Records from a data source:
⟨

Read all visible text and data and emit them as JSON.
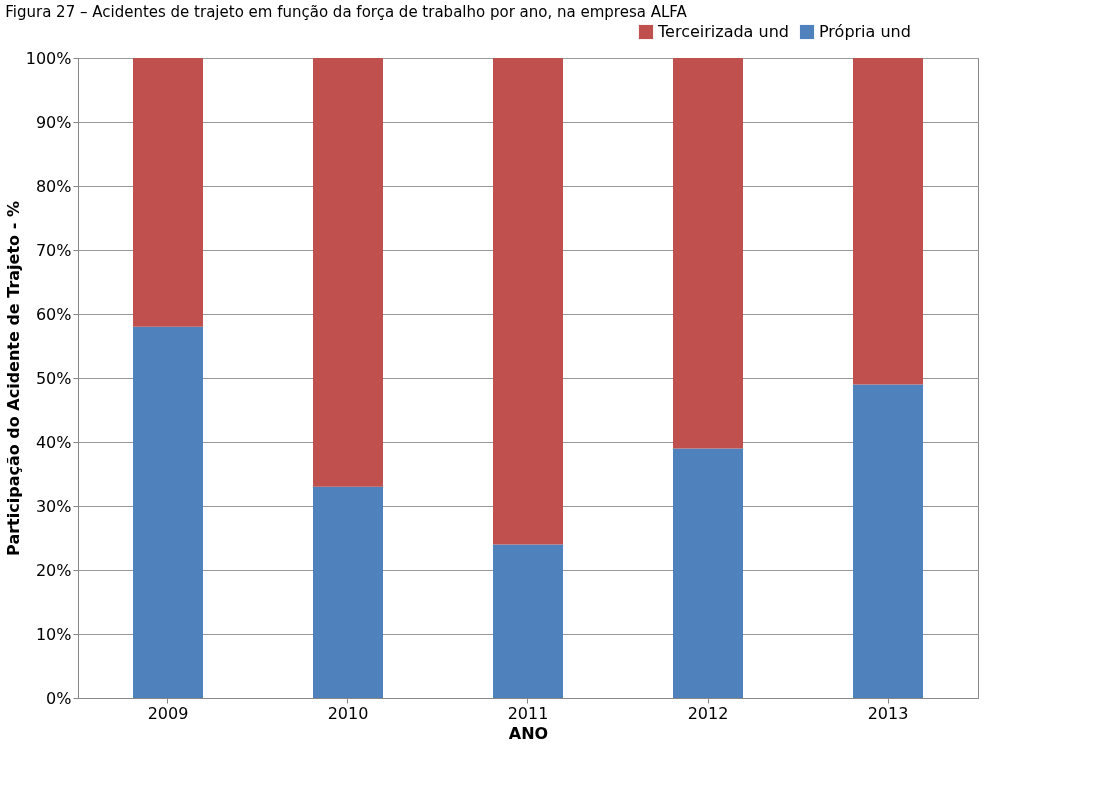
{
  "chart_data": {
    "type": "bar",
    "title": "Figura 27 – Acidentes de trajeto em função da força de trabalho por ano, na empresa ALFA",
    "xlabel": "ANO",
    "ylabel": "Participação do Acidente de Trajeto - %",
    "categories": [
      "2009",
      "2010",
      "2011",
      "2012",
      "2013"
    ],
    "stacked": true,
    "series": [
      {
        "name": "Própria und",
        "color": "#4f81bd",
        "values": [
          58,
          33,
          24,
          39,
          49
        ]
      },
      {
        "name": "Terceirizada und",
        "color": "#c0504d",
        "values": [
          42,
          67,
          76,
          61,
          51
        ]
      }
    ],
    "ylim": [
      0,
      100
    ],
    "yticks": [
      {
        "value": 0,
        "label": "0%"
      },
      {
        "value": 10,
        "label": "10%"
      },
      {
        "value": 20,
        "label": "20%"
      },
      {
        "value": 30,
        "label": "30%"
      },
      {
        "value": 40,
        "label": "40%"
      },
      {
        "value": 50,
        "label": "50%"
      },
      {
        "value": 60,
        "label": "60%"
      },
      {
        "value": 70,
        "label": "70%"
      },
      {
        "value": 80,
        "label": "80%"
      },
      {
        "value": 90,
        "label": "90%"
      },
      {
        "value": 100,
        "label": "100%"
      }
    ],
    "grid": "y",
    "legend": "top right"
  }
}
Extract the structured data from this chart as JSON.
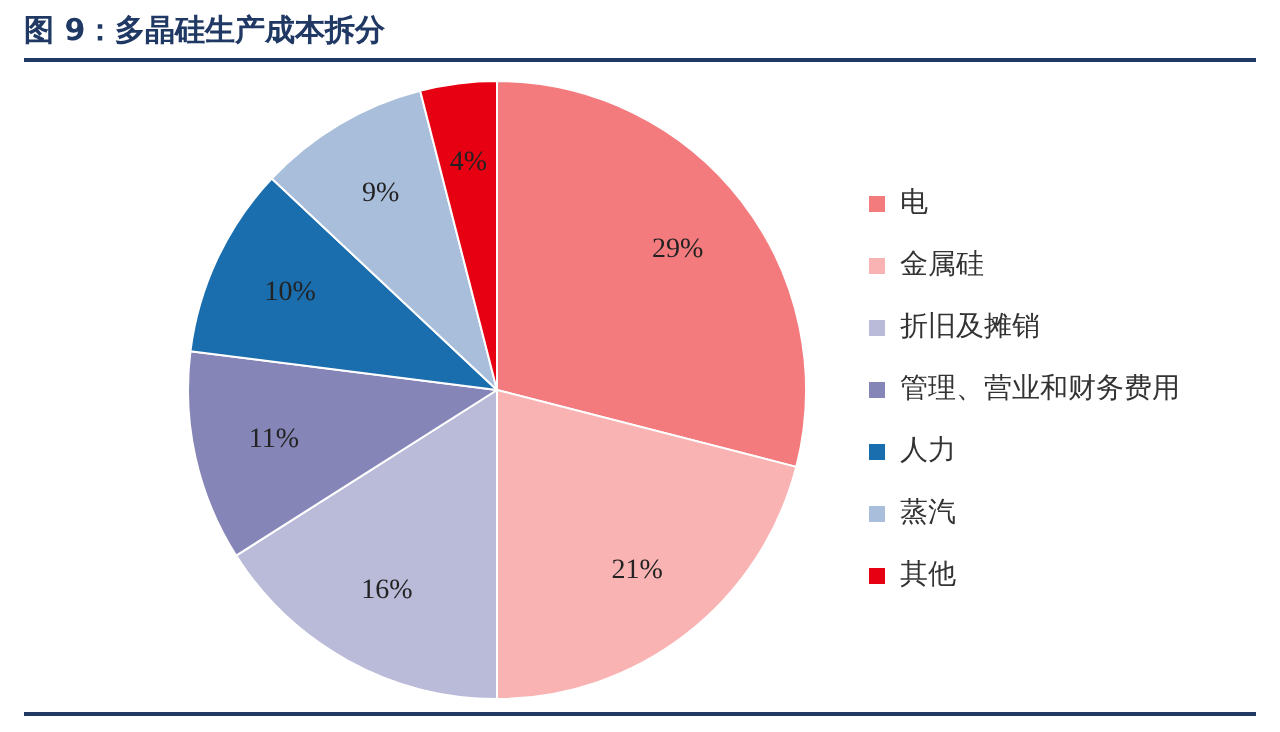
{
  "chart_data": {
    "type": "pie",
    "title": "图 9：多晶硅生产成本拆分",
    "categories": [
      "电",
      "金属硅",
      "折旧及摊销",
      "管理、营业和财务费用",
      "人力",
      "蒸汽",
      "其他"
    ],
    "values": [
      29,
      21,
      16,
      11,
      10,
      9,
      4
    ],
    "colors": [
      "#f47b7d",
      "#f9b3b3",
      "#babad9",
      "#8585b8",
      "#1a6eae",
      "#a9bedb",
      "#e60012"
    ],
    "value_labels": [
      "29%",
      "21%",
      "16%",
      "11%",
      "10%",
      "9%",
      "4%"
    ],
    "legend": "right"
  }
}
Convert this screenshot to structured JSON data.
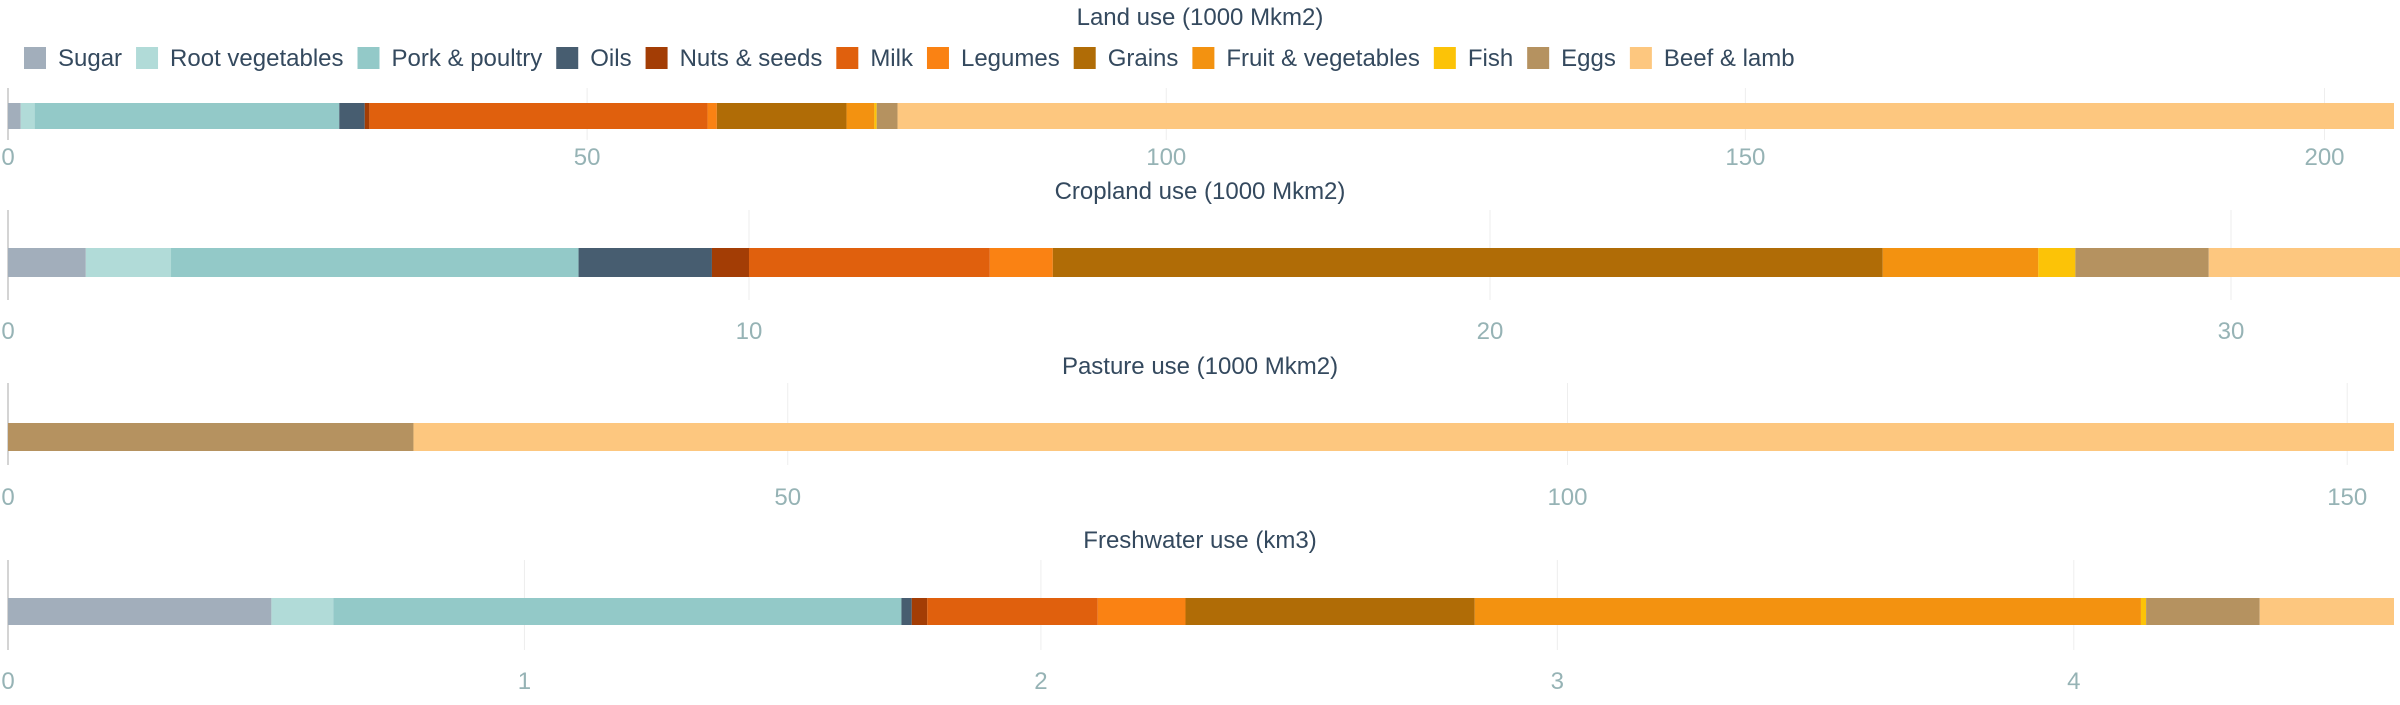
{
  "categories": [
    "Sugar",
    "Root vegetables",
    "Pork & poultry",
    "Oils",
    "Nuts & seeds",
    "Milk",
    "Legumes",
    "Grains",
    "Fruit & vegetables",
    "Fish",
    "Eggs",
    "Beef & lamb"
  ],
  "colors": {
    "Sugar": "#a2aebb",
    "Root vegetables": "#b1dbd8",
    "Pork & poultry": "#93c9c8",
    "Oils": "#475d70",
    "Nuts & seeds": "#a33d05",
    "Milk": "#e0600d",
    "Legumes": "#fa8213",
    "Grains": "#b06c06",
    "Fruit & vegetables": "#f39210",
    "Fish": "#fcc307",
    "Eggs": "#b59260",
    "Beef & lamb": "#fdc77f"
  },
  "text_color": "#34495e",
  "tick_color": "#96b3b5",
  "chart_data": [
    {
      "type": "bar",
      "orientation": "horizontal",
      "stacked": true,
      "title": "Land use (1000 Mkm2)",
      "xlim": [
        0,
        206
      ],
      "ticks": [
        0,
        50,
        100,
        150,
        200
      ],
      "values": [
        1.1,
        1.2,
        26.3,
        2.2,
        0.4,
        29.2,
        0.8,
        11.2,
        2.4,
        0.2,
        1.8,
        129.2
      ]
    },
    {
      "type": "bar",
      "orientation": "horizontal",
      "stacked": true,
      "title": "Cropland use (1000 Mkm2)",
      "xlim": [
        0,
        32.2
      ],
      "ticks": [
        0,
        10,
        20,
        30
      ],
      "values": [
        1.05,
        1.15,
        5.5,
        1.8,
        0.5,
        3.25,
        0.85,
        11.2,
        2.1,
        0.5,
        1.8,
        2.65
      ]
    },
    {
      "type": "bar",
      "orientation": "horizontal",
      "stacked": true,
      "title": "Pasture use (1000 Mkm2)",
      "xlim": [
        0,
        153
      ],
      "ticks": [
        0,
        50,
        100,
        150
      ],
      "values": [
        0,
        0,
        0,
        0,
        0,
        0,
        0,
        0,
        0,
        0,
        26,
        127
      ]
    },
    {
      "type": "bar",
      "orientation": "horizontal",
      "stacked": true,
      "title": "Freshwater use (km3)",
      "xlim": [
        0,
        4.62
      ],
      "ticks": [
        0,
        1,
        2,
        3,
        4
      ],
      "values": [
        0.51,
        0.12,
        1.1,
        0.02,
        0.03,
        0.33,
        0.17,
        0.56,
        1.29,
        0.01,
        0.22,
        0.26
      ]
    }
  ]
}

⟩

→ **Exercise instructions**: In the entries above, find each line with the word "Root" and copy it.

→ **Correct response**:
    "Root vegetables",
    "Root vegetables": "#b1dbd8",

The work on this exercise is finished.